_PROBLEM DETAILS_
Report all lines below with the word "pregnancy".

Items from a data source
Segment Open

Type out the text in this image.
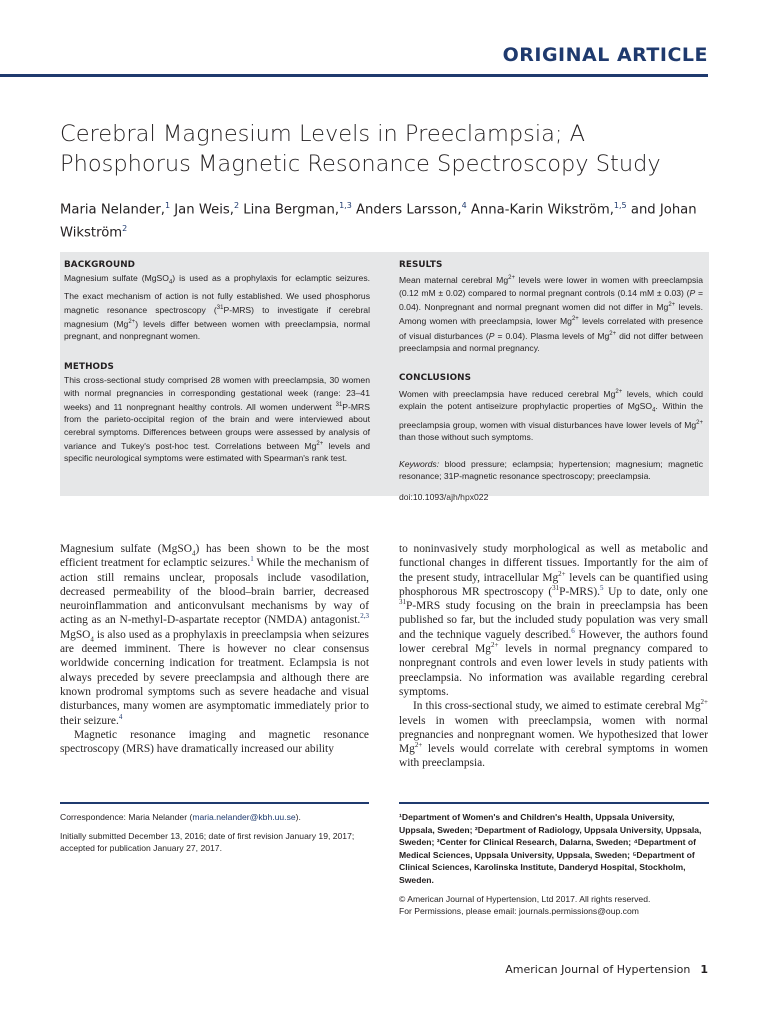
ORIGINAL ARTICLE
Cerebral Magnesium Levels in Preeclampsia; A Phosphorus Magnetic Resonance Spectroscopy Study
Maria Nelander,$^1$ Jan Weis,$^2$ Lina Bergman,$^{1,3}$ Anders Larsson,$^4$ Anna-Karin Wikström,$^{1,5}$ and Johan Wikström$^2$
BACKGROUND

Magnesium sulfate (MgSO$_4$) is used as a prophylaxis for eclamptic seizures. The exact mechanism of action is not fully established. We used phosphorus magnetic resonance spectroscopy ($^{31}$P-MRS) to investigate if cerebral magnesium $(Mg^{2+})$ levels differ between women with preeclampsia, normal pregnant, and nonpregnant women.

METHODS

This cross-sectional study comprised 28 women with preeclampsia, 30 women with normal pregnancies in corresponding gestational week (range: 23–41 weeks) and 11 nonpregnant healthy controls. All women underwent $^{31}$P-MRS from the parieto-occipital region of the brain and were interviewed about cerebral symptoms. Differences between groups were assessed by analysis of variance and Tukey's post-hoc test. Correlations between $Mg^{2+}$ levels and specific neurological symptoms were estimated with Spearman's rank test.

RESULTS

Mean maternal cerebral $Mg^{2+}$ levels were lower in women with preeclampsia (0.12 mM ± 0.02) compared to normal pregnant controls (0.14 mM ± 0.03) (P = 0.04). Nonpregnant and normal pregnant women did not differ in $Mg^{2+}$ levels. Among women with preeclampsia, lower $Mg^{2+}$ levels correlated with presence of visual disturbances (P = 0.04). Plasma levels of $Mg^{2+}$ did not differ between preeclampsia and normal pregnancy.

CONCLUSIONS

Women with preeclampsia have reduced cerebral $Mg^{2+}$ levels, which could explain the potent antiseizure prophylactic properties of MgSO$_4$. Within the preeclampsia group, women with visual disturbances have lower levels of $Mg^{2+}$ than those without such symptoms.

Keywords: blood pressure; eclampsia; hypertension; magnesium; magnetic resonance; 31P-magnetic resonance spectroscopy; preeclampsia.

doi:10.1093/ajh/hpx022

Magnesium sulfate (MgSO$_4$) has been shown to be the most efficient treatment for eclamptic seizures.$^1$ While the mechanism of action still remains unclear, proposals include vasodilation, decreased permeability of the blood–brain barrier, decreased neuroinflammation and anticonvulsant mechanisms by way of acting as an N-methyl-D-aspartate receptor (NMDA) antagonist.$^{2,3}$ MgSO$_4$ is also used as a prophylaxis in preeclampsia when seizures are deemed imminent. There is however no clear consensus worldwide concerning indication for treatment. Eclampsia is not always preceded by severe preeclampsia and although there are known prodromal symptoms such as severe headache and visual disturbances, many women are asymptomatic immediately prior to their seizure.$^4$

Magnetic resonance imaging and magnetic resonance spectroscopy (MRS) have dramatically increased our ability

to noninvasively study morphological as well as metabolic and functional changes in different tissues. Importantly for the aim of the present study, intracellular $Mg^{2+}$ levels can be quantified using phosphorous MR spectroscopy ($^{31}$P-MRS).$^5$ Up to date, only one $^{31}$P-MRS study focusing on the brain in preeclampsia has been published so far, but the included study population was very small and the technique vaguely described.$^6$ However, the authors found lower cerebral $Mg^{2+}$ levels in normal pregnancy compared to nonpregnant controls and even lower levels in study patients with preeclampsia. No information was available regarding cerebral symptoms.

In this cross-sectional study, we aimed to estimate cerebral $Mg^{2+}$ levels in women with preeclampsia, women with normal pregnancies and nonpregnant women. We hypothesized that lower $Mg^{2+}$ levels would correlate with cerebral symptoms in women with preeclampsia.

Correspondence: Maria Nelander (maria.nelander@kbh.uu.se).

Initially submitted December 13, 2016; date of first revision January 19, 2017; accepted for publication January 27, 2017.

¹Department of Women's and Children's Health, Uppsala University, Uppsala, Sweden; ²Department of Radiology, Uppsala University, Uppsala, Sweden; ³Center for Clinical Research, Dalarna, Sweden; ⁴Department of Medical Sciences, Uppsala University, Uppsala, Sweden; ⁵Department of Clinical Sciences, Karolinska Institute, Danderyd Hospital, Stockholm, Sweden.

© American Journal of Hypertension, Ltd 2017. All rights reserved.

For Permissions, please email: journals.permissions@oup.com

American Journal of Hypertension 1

Segment Closed

_ANSWER TO THE EXERCISE_
Mean maternal cerebral $Mg^{2+}$ levels were lower in women with preeclampsia (0.12 mM ± 0.02) compared to normal pregnant controls (0.14 mM ± 0.03) (P = 0.04). Nonpregnant and normal pregnant women did not differ in $Mg^{2+}$ levels. Among women with preeclampsia, lower $Mg^{2+}$ levels correlated with presence of visual disturbances (P = 0.04). Plasma levels of $Mg^{2+}$ did not differ between preeclampsia and normal pregnancy.
to noninvasively study morphological as well as metabolic and functional changes in different tissues. Importantly for the aim of the present study, intracellular $Mg^{2+}$ levels can be quantified using phosphorous MR spectroscopy ($^{31}$P-MRS).$^5$ Up to date, only one $^{31}$P-MRS study focusing on the brain in preeclampsia has been published so far, but the included study population was very small and the technique vaguely described.$^6$ However, the authors found lower cerebral $Mg^{2+}$ levels in normal pregnancy compared to nonpregnant controls and even lower levels in study patients with preeclampsia. No information was available regarding cerebral symptoms.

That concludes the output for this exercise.